■ Listados de elementos y regiones:
------------------------------
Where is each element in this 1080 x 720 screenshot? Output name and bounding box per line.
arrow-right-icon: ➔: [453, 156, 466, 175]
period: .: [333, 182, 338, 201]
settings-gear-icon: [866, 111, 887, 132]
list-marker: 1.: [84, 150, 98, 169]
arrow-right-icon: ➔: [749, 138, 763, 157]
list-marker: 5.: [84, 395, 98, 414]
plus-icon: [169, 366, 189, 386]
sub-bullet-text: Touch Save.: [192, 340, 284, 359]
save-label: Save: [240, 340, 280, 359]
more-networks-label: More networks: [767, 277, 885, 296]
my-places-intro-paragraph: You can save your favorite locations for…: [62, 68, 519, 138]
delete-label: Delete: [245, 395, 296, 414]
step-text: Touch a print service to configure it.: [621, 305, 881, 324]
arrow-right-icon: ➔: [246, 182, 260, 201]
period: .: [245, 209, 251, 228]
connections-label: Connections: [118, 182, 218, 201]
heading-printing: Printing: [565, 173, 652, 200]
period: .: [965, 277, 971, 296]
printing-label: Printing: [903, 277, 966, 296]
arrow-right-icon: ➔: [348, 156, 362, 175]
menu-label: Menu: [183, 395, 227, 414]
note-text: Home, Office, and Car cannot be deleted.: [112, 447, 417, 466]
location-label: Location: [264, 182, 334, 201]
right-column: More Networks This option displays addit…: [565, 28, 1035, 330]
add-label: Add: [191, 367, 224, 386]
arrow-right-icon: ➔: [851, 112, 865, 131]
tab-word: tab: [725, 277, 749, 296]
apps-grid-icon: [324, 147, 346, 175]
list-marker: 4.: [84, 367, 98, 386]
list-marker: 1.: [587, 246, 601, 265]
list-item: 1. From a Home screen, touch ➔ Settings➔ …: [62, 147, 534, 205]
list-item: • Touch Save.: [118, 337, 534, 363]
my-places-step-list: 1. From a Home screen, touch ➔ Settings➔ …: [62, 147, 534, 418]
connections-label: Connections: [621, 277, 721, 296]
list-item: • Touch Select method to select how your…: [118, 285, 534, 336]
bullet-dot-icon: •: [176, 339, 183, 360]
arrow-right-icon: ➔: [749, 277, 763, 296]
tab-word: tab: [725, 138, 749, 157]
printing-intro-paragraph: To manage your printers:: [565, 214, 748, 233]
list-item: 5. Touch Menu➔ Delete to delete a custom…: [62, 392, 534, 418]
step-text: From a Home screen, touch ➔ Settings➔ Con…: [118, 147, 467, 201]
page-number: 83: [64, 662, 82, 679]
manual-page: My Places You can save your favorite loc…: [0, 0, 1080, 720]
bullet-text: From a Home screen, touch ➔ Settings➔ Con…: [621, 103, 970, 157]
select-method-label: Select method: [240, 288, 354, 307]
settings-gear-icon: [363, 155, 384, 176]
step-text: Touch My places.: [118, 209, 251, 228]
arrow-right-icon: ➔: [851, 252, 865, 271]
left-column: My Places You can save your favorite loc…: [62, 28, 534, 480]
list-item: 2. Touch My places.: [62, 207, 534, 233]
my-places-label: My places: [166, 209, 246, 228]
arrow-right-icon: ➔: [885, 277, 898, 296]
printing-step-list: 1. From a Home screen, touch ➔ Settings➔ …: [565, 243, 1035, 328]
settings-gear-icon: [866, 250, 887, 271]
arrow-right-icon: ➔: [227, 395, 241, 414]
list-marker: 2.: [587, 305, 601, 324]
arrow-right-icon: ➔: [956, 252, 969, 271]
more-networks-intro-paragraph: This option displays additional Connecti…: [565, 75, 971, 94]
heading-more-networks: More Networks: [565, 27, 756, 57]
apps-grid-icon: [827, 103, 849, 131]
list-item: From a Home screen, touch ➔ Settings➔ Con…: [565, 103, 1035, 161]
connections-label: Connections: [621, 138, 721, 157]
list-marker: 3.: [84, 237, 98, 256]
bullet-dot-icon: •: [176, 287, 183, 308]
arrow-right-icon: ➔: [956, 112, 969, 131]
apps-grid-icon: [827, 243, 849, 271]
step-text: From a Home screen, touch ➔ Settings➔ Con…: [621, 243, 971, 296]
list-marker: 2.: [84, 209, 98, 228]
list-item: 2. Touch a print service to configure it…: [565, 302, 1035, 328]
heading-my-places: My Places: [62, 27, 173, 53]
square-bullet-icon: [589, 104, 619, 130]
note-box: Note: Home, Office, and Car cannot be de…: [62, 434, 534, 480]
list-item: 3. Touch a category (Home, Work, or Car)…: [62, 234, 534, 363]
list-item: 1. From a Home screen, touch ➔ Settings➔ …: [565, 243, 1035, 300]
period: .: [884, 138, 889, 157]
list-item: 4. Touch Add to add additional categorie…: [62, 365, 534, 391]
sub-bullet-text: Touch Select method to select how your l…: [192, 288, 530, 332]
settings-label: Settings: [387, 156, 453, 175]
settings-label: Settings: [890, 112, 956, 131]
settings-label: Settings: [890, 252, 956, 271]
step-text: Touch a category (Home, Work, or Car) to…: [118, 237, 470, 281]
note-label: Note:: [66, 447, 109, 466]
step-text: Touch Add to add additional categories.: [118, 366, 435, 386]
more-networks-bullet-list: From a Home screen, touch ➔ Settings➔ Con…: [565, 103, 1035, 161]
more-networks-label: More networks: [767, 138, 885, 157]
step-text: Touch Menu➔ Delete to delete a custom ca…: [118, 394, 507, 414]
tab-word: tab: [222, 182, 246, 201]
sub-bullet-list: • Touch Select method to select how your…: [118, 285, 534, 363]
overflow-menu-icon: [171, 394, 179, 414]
------------------------------
■ Consigna: Cambia "arrow-right-icon" por "right-arrow-icon" en todos los registros y reproduce las líneas sin modificar nada más.

■ Resultado obtenido:
Where is each element in this 1080 x 720 screenshot? Output name and bounding box per line.
right-arrow-icon: ➔: [453, 156, 466, 175]
period: .: [333, 182, 338, 201]
settings-gear-icon: [866, 111, 887, 132]
list-marker: 1.: [84, 150, 98, 169]
right-arrow-icon: ➔: [749, 138, 763, 157]
list-marker: 5.: [84, 395, 98, 414]
plus-icon: [169, 366, 189, 386]
sub-bullet-text: Touch Save.: [192, 340, 284, 359]
save-label: Save: [240, 340, 280, 359]
more-networks-label: More networks: [767, 277, 885, 296]
my-places-intro-paragraph: You can save your favorite locations for…: [62, 68, 519, 138]
delete-label: Delete: [245, 395, 296, 414]
step-text: Touch a print service to configure it.: [621, 305, 881, 324]
right-arrow-icon: ➔: [246, 182, 260, 201]
period: .: [245, 209, 251, 228]
connections-label: Connections: [118, 182, 218, 201]
heading-printing: Printing: [565, 173, 652, 200]
period: .: [965, 277, 971, 296]
printing-label: Printing: [903, 277, 966, 296]
right-arrow-icon: ➔: [348, 156, 362, 175]
menu-label: Menu: [183, 395, 227, 414]
note-text: Home, Office, and Car cannot be deleted.: [112, 447, 417, 466]
location-label: Location: [264, 182, 334, 201]
right-column: More Networks This option displays addit…: [565, 28, 1035, 330]
add-label: Add: [191, 367, 224, 386]
right-arrow-icon: ➔: [851, 112, 865, 131]
tab-word: tab: [725, 277, 749, 296]
apps-grid-icon: [324, 147, 346, 175]
list-marker: 4.: [84, 367, 98, 386]
list-marker: 1.: [587, 246, 601, 265]
list-item: 1. From a Home screen, touch ➔ Settings➔ …: [62, 147, 534, 205]
list-item: • Touch Save.: [118, 337, 534, 363]
my-places-step-list: 1. From a Home screen, touch ➔ Settings➔ …: [62, 147, 534, 418]
connections-label: Connections: [621, 277, 721, 296]
list-item: • Touch Select method to select how your…: [118, 285, 534, 336]
bullet-dot-icon: •: [176, 339, 183, 360]
right-arrow-icon: ➔: [749, 277, 763, 296]
tab-word: tab: [725, 138, 749, 157]
printing-intro-paragraph: To manage your printers:: [565, 214, 748, 233]
list-item: 5. Touch Menu➔ Delete to delete a custom…: [62, 392, 534, 418]
step-text: From a Home screen, touch ➔ Settings➔ Con…: [118, 147, 467, 201]
page-number: 83: [64, 662, 82, 679]
manual-page: My Places You can save your favorite loc…: [0, 0, 1080, 720]
bullet-text: From a Home screen, touch ➔ Settings➔ Con…: [621, 103, 970, 157]
select-method-label: Select method: [240, 288, 354, 307]
settings-gear-icon: [363, 155, 384, 176]
step-text: Touch My places.: [118, 209, 251, 228]
right-arrow-icon: ➔: [851, 252, 865, 271]
left-column: My Places You can save your favorite loc…: [62, 28, 534, 480]
list-item: 2. Touch My places.: [62, 207, 534, 233]
my-places-label: My places: [166, 209, 246, 228]
right-arrow-icon: ➔: [885, 277, 898, 296]
printing-step-list: 1. From a Home screen, touch ➔ Settings➔ …: [565, 243, 1035, 328]
settings-gear-icon: [866, 250, 887, 271]
right-arrow-icon: ➔: [227, 395, 241, 414]
list-marker: 2.: [587, 305, 601, 324]
right-arrow-icon: ➔: [956, 252, 969, 271]
more-networks-intro-paragraph: This option displays additional Connecti…: [565, 75, 971, 94]
heading-more-networks: More Networks: [565, 27, 756, 57]
apps-grid-icon: [827, 103, 849, 131]
list-item: From a Home screen, touch ➔ Settings➔ Con…: [565, 103, 1035, 161]
connections-label: Connections: [621, 138, 721, 157]
list-marker: 3.: [84, 237, 98, 256]
bullet-dot-icon: •: [176, 287, 183, 308]
right-arrow-icon: ➔: [956, 112, 969, 131]
apps-grid-icon: [827, 243, 849, 271]
step-text: From a Home screen, touch ➔ Settings➔ Con…: [621, 243, 971, 296]
list-marker: 2.: [84, 209, 98, 228]
list-item: 2. Touch a print service to configure it…: [565, 302, 1035, 328]
heading-my-places: My Places: [62, 27, 173, 53]
square-bullet-icon: [589, 104, 619, 130]
note-box: Note: Home, Office, and Car cannot be de…: [62, 434, 534, 480]
list-item: 3. Touch a category (Home, Work, or Car)…: [62, 234, 534, 363]
list-item: 1. From a Home screen, touch ➔ Settings➔ …: [565, 243, 1035, 300]
period: .: [884, 138, 889, 157]
list-item: 4. Touch Add to add additional categorie…: [62, 365, 534, 391]
sub-bullet-text: Touch Select method to select how your l…: [192, 288, 530, 332]
settings-label: Settings: [387, 156, 453, 175]
settings-label: Settings: [890, 112, 956, 131]
settings-label: Settings: [890, 252, 956, 271]
step-text: Touch a category (Home, Work, or Car) to…: [118, 237, 470, 281]
note-label: Note:: [66, 447, 109, 466]
step-text: Touch Add to add additional categories.: [118, 366, 435, 386]
more-networks-bullet-list: From a Home screen, touch ➔ Settings➔ Con…: [565, 103, 1035, 161]
more-networks-label: More networks: [767, 138, 885, 157]
step-text: Touch Menu➔ Delete to delete a custom ca…: [118, 394, 507, 414]
tab-word: tab: [222, 182, 246, 201]
sub-bullet-list: • Touch Select method to select how your…: [118, 285, 534, 363]
overflow-menu-icon: [171, 394, 179, 414]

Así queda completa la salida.